*What is needed*: Below is a set of records; print all of them exactly as written.

*Provided records*:
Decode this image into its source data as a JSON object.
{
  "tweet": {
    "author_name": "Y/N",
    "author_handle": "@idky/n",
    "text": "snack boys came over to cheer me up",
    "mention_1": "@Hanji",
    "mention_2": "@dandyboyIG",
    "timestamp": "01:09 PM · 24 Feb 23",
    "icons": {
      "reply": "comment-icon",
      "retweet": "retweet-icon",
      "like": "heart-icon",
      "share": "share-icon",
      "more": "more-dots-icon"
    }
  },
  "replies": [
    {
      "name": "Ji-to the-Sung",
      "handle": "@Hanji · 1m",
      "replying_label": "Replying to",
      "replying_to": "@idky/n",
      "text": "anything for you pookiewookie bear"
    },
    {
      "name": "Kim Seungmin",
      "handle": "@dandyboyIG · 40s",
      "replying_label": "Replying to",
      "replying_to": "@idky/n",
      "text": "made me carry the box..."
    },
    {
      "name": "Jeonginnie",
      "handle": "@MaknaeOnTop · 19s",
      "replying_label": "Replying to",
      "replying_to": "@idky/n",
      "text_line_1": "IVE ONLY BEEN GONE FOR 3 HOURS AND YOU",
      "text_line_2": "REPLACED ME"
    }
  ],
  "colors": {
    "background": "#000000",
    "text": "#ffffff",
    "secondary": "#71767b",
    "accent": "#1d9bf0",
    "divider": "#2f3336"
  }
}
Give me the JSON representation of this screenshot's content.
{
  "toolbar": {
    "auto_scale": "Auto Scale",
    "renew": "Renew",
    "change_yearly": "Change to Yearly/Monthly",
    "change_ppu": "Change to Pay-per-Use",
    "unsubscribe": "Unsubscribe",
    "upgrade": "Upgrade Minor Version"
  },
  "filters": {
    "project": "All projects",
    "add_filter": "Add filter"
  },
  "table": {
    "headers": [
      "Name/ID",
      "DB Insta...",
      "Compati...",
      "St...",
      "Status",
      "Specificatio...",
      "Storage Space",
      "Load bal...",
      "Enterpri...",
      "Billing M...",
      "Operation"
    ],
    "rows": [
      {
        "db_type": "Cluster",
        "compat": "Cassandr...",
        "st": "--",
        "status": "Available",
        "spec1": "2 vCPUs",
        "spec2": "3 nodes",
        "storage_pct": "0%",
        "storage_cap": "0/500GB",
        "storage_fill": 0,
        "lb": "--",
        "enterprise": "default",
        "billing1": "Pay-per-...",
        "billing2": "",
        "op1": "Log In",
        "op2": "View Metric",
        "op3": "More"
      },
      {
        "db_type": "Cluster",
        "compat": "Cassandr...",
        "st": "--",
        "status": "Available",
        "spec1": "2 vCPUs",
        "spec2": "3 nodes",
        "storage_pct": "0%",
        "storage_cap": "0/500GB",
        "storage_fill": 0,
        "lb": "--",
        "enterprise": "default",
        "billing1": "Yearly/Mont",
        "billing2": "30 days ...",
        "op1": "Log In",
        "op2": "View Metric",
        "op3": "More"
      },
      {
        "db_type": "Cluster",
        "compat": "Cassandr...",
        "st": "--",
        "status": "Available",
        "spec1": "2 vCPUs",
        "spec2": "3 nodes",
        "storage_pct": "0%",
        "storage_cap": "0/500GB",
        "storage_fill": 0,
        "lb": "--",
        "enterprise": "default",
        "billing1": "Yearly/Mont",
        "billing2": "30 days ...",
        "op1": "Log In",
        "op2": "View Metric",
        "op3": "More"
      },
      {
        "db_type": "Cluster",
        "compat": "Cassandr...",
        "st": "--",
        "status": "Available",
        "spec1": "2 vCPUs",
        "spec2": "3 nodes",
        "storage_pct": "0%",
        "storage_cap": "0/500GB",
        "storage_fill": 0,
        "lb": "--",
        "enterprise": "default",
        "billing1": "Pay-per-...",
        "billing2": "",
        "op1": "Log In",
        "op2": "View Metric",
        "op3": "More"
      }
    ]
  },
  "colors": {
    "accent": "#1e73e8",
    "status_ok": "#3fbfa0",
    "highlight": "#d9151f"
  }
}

*Full answer*:
Decode this image into its source data as a JSON object.
{
  "tweet": {
    "author_name": "Y/N",
    "author_handle": "@idky/n",
    "text": "snack boys came over to cheer me up",
    "mention_1": "@Hanji",
    "mention_2": "@dandyboyIG",
    "timestamp": "01:09 PM · 24 Feb 23",
    "icons": {
      "reply": "comment-icon",
      "retweet": "retweet-icon",
      "like": "heart-icon",
      "share": "share-icon",
      "more": "more-dots-icon"
    }
  },
  "replies": [
    {
      "name": "Ji-to the-Sung",
      "handle": "@Hanji · 1m",
      "replying_label": "Replying to",
      "replying_to": "@idky/n",
      "text": "anything for you pookiewookie bear"
    },
    {
      "name": "Kim Seungmin",
      "handle": "@dandyboyIG · 40s",
      "replying_label": "Replying to",
      "replying_to": "@idky/n",
      "text": "made me carry the box..."
    },
    {
      "name": "Jeonginnie",
      "handle": "@MaknaeOnTop · 19s",
      "replying_label": "Replying to",
      "replying_to": "@idky/n",
      "text_line_1": "IVE ONLY BEEN GONE FOR 3 HOURS AND YOU",
      "text_line_2": "REPLACED ME"
    }
  ],
  "colors": {
    "background": "#000000",
    "text": "#ffffff",
    "secondary": "#71767b",
    "accent": "#1d9bf0",
    "divider": "#2f3336"
  }
}
Give me the JSON representation of this screenshot's content.
{
  "toolbar": {
    "auto_scale": "Auto Scale",
    "renew": "Renew",
    "change_yearly": "Change to Yearly/Monthly",
    "change_ppu": "Change to Pay-per-Use",
    "unsubscribe": "Unsubscribe",
    "upgrade": "Upgrade Minor Version"
  },
  "filters": {
    "project": "All projects",
    "add_filter": "Add filter"
  },
  "table": {
    "headers": [
      "Name/ID",
      "DB Insta...",
      "Compati...",
      "St...",
      "Status",
      "Specificatio...",
      "Storage Space",
      "Load bal...",
      "Enterpri...",
      "Billing M...",
      "Operation"
    ],
    "rows": [
      {
        "db_type": "Cluster",
        "compat": "Cassandr...",
        "st": "--",
        "status": "Available",
        "spec1": "2 vCPUs",
        "spec2": "3 nodes",
        "storage_pct": "0%",
        "storage_cap": "0/500GB",
        "storage_fill": 0,
        "lb": "--",
        "enterprise": "default",
        "billing1": "Pay-per-...",
        "billing2": "",
        "op1": "Log In",
        "op2": "View Metric",
        "op3": "More"
      },
      {
        "db_type": "Cluster",
        "compat": "Cassandr...",
        "st": "--",
        "status": "Available",
        "spec1": "2 vCPUs",
        "spec2": "3 nodes",
        "storage_pct": "0%",
        "storage_cap": "0/500GB",
        "storage_fill": 0,
        "lb": "--",
        "enterprise": "default",
        "billing1": "Yearly/Mont",
        "billing2": "30 days ...",
        "op1": "Log In",
        "op2": "View Metric",
        "op3": "More"
      },
      {
        "db_type": "Cluster",
        "compat": "Cassandr...",
        "st": "--",
        "status": "Available",
        "spec1": "2 vCPUs",
        "spec2": "3 nodes",
        "storage_pct": "0%",
        "storage_cap": "0/500GB",
        "storage_fill": 0,
        "lb": "--",
        "enterprise": "default",
        "billing1": "Yearly/Mont",
        "billing2": "30 days ...",
        "op1": "Log In",
        "op2": "View Metric",
        "op3": "More"
      },
      {
        "db_type": "Cluster",
        "compat": "Cassandr...",
        "st": "--",
        "status": "Available",
        "spec1": "2 vCPUs",
        "spec2": "3 nodes",
        "storage_pct": "0%",
        "storage_cap": "0/500GB",
        "storage_fill": 0,
        "lb": "--",
        "enterprise": "default",
        "billing1": "Pay-per-...",
        "billing2": "",
        "op1": "Log In",
        "op2": "View Metric",
        "op3": "More"
      }
    ]
  },
  "colors": {
    "accent": "#1e73e8",
    "status_ok": "#3fbfa0",
    "highlight": "#d9151f"
  }
}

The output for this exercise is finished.